Requirement »
Copy every line in the records below that contains the word "into".

Data for this task »
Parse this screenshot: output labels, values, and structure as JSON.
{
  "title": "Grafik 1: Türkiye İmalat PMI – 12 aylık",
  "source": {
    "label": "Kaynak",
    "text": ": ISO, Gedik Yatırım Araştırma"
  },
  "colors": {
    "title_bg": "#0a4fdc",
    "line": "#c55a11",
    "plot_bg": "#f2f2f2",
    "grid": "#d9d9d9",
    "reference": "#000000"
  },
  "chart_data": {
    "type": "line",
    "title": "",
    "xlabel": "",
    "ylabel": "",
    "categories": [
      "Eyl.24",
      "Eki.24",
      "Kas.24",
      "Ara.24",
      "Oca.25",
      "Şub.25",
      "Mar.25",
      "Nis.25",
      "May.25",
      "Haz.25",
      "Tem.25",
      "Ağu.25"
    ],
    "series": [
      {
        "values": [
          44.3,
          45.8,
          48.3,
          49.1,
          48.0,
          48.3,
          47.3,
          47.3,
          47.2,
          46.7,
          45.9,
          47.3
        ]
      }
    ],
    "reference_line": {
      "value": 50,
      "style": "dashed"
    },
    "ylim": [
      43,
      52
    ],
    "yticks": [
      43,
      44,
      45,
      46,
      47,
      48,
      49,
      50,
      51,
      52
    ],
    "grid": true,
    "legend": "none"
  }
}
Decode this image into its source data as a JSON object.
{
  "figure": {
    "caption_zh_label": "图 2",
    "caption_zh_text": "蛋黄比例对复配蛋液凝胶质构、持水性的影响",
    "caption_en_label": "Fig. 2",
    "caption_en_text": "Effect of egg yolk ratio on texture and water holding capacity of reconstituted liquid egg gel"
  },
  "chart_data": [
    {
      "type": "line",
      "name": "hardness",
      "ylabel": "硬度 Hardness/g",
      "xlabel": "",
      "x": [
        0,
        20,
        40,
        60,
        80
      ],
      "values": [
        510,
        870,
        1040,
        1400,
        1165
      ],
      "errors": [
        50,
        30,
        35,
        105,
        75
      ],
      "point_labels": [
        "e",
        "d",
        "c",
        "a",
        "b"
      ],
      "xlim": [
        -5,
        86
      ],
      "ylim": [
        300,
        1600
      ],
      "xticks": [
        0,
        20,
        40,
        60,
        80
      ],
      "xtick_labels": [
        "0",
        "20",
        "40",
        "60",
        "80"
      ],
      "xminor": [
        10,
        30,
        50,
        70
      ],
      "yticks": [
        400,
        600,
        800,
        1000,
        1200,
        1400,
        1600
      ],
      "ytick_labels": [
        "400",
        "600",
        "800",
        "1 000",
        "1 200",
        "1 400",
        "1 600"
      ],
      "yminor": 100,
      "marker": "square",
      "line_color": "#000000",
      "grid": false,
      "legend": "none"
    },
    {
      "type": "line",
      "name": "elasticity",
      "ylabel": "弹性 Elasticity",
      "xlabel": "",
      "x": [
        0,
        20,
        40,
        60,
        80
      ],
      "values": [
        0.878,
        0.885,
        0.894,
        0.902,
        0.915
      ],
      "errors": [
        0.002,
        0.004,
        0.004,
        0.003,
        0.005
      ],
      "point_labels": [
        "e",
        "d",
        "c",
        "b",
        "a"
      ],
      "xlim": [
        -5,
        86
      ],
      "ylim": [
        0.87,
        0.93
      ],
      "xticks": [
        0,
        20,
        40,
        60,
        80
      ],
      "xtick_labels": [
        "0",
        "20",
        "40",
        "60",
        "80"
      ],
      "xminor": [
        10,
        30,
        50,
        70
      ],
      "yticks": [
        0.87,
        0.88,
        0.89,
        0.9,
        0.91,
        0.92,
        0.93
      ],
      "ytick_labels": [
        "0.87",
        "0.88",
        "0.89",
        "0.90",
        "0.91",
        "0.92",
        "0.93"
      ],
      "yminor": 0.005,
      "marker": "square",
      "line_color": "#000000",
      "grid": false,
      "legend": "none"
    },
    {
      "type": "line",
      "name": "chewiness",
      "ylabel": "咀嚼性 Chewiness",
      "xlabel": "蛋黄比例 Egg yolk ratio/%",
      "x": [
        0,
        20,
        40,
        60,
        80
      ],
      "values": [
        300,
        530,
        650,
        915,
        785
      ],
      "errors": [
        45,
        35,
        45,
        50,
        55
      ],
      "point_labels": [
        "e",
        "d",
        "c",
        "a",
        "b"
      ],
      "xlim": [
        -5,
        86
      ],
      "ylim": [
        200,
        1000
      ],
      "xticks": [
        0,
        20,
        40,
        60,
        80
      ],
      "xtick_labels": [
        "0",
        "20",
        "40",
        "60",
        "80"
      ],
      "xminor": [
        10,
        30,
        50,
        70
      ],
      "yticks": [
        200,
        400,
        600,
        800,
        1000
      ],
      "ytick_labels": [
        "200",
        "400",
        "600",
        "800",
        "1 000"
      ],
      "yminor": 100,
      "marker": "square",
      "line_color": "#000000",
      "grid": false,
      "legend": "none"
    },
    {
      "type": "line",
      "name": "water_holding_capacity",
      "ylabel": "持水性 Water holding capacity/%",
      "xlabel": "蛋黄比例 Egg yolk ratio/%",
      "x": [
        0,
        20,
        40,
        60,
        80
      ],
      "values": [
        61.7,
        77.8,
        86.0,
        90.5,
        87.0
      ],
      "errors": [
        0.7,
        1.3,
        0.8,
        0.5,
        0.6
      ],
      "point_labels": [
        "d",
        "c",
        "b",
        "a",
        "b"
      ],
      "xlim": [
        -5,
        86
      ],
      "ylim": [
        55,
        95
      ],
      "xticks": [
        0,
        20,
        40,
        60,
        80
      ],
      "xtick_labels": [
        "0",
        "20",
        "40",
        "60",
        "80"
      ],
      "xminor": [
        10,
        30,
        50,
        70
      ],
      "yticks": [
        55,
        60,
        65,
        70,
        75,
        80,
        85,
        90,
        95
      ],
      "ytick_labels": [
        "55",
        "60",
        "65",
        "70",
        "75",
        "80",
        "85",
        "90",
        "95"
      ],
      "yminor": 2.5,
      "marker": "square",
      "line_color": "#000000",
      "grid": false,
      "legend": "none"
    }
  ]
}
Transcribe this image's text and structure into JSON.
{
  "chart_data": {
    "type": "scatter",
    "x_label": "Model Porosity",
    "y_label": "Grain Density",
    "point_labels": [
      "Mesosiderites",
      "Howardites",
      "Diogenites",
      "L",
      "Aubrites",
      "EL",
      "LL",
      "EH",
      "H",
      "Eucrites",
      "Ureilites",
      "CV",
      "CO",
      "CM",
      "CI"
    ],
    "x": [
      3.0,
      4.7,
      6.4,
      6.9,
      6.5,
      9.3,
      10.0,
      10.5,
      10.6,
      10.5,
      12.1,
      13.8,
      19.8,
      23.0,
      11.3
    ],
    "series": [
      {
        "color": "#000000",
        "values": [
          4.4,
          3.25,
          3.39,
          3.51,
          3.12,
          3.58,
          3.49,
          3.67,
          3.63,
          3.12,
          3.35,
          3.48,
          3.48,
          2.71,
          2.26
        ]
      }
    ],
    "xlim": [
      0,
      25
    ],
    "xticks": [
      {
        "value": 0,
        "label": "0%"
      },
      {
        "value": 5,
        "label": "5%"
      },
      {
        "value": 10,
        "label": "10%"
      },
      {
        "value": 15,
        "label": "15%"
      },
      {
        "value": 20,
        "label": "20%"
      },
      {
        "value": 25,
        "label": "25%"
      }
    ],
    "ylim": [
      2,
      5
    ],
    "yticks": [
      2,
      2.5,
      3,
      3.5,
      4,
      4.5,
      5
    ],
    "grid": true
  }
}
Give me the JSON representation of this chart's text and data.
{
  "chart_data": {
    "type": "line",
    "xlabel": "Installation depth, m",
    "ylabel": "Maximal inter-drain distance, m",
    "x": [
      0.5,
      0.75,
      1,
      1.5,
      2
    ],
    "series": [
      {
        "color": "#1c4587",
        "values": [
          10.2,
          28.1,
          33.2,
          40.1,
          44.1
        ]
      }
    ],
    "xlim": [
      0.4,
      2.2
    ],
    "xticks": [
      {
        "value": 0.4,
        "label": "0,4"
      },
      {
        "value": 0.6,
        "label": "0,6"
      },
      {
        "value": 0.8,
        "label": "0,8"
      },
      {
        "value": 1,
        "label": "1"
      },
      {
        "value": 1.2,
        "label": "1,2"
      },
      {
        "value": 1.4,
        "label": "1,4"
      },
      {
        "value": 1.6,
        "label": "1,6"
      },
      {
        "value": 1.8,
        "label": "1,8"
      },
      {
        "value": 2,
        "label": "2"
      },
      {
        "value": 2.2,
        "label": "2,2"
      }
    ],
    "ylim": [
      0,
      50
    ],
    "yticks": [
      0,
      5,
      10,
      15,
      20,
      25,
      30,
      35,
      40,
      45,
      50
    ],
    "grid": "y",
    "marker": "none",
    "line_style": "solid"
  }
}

Task response »
Decode this image into its source data as a JSON object.
Transcribe this image's text and structure into JSON.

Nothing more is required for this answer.